• The task:
Reproduce every line in the listing that contains the word "travaux".
════════
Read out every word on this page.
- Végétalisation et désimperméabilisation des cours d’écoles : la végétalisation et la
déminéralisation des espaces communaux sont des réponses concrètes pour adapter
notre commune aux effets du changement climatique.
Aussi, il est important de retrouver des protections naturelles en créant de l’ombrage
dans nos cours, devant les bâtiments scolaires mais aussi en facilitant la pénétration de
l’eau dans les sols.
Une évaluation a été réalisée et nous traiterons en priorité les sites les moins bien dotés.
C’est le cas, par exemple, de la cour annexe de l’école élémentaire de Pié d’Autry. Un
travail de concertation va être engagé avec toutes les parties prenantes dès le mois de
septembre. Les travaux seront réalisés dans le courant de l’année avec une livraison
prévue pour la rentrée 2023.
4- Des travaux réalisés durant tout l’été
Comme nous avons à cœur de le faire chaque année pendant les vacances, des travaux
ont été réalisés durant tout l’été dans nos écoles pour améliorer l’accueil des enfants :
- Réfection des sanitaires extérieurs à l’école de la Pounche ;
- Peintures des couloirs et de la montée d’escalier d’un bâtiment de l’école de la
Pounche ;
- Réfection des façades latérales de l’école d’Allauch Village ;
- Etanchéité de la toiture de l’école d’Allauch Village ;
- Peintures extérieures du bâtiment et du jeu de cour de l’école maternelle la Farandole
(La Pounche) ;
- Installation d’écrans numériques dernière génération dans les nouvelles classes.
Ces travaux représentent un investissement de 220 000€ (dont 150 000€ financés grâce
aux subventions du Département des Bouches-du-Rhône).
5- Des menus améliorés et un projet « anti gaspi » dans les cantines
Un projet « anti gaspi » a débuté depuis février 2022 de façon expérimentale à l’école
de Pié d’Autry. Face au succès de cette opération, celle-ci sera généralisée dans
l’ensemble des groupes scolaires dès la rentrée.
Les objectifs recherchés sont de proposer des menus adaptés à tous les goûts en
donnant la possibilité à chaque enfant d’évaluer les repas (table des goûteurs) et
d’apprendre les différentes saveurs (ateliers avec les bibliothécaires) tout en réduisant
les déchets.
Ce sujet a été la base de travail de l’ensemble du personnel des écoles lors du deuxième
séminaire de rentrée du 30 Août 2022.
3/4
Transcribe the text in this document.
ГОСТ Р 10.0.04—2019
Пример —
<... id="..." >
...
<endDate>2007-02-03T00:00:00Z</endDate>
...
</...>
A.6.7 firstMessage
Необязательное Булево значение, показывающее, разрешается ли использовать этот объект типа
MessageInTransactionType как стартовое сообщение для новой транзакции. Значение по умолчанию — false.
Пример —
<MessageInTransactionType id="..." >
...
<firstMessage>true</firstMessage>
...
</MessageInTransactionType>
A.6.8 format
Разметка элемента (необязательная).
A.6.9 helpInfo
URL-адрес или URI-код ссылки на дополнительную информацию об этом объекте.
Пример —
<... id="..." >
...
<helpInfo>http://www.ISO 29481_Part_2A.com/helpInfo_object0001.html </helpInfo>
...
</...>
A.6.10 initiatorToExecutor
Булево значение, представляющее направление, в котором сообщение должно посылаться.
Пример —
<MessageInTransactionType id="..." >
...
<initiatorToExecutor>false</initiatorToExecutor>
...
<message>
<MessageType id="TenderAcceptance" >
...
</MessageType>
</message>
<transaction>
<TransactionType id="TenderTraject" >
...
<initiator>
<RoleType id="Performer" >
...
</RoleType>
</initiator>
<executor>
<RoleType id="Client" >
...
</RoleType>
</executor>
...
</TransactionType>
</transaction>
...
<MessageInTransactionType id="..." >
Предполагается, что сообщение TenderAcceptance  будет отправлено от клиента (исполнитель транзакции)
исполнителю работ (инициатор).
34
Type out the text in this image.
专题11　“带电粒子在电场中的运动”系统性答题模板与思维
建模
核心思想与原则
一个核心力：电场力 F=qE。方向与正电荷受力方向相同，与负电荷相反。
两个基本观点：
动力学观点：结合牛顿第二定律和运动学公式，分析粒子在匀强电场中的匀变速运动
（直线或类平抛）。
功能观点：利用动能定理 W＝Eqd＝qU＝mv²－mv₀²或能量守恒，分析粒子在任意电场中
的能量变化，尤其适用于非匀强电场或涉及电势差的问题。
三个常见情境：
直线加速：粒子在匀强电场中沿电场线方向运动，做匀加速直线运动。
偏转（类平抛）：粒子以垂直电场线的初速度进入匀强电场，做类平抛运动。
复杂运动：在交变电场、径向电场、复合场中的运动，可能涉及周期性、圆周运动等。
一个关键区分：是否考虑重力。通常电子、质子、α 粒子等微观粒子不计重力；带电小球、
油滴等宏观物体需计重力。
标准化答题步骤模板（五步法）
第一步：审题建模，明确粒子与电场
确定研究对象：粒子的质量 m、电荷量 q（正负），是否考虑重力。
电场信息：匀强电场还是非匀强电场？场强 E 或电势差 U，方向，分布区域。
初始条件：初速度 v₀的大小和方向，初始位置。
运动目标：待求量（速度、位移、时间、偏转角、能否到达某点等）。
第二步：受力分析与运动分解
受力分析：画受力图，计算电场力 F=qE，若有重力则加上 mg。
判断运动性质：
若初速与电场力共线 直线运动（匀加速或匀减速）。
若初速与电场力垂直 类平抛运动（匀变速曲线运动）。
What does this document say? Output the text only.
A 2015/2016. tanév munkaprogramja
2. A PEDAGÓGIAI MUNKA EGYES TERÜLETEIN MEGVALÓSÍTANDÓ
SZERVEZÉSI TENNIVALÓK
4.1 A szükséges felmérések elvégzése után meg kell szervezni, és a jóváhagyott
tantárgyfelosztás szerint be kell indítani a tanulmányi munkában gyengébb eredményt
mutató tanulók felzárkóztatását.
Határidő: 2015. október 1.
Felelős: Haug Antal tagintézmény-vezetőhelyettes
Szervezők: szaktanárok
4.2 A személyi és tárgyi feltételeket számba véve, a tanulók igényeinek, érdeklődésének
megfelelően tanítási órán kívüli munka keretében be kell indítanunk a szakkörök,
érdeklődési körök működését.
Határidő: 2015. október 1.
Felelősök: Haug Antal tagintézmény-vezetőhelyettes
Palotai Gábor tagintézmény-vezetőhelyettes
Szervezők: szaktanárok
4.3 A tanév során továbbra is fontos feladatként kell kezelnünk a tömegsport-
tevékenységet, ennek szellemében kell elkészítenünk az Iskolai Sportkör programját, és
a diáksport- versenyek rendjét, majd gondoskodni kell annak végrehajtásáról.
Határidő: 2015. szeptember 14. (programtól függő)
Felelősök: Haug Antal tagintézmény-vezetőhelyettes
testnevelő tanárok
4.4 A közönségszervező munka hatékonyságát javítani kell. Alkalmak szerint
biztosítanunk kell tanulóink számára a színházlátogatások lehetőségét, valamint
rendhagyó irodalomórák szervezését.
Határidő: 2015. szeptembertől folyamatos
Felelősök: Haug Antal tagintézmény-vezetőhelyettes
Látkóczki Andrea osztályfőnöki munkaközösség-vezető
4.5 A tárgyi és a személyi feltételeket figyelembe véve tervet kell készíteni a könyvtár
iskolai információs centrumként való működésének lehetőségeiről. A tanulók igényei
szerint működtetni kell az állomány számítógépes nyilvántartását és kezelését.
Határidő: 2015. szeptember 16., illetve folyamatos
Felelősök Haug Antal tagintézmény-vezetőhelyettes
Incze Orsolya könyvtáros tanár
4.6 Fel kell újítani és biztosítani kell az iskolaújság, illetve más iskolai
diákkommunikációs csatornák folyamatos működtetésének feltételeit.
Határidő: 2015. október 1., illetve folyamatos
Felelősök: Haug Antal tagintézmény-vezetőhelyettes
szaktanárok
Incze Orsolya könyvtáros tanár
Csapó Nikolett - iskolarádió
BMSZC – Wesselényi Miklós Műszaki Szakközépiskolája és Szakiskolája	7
════════
• Worked solution:
septembre. Les travaux seront réalisés dans le courant de l’année avec une livraison
4- Des travaux réalisés durant tout l’été
Comme nous avons à cœur de le faire chaque année pendant les vacances, des travaux
Ces travaux représentent un investissement de 220 000€ (dont 150 000€ financés grâce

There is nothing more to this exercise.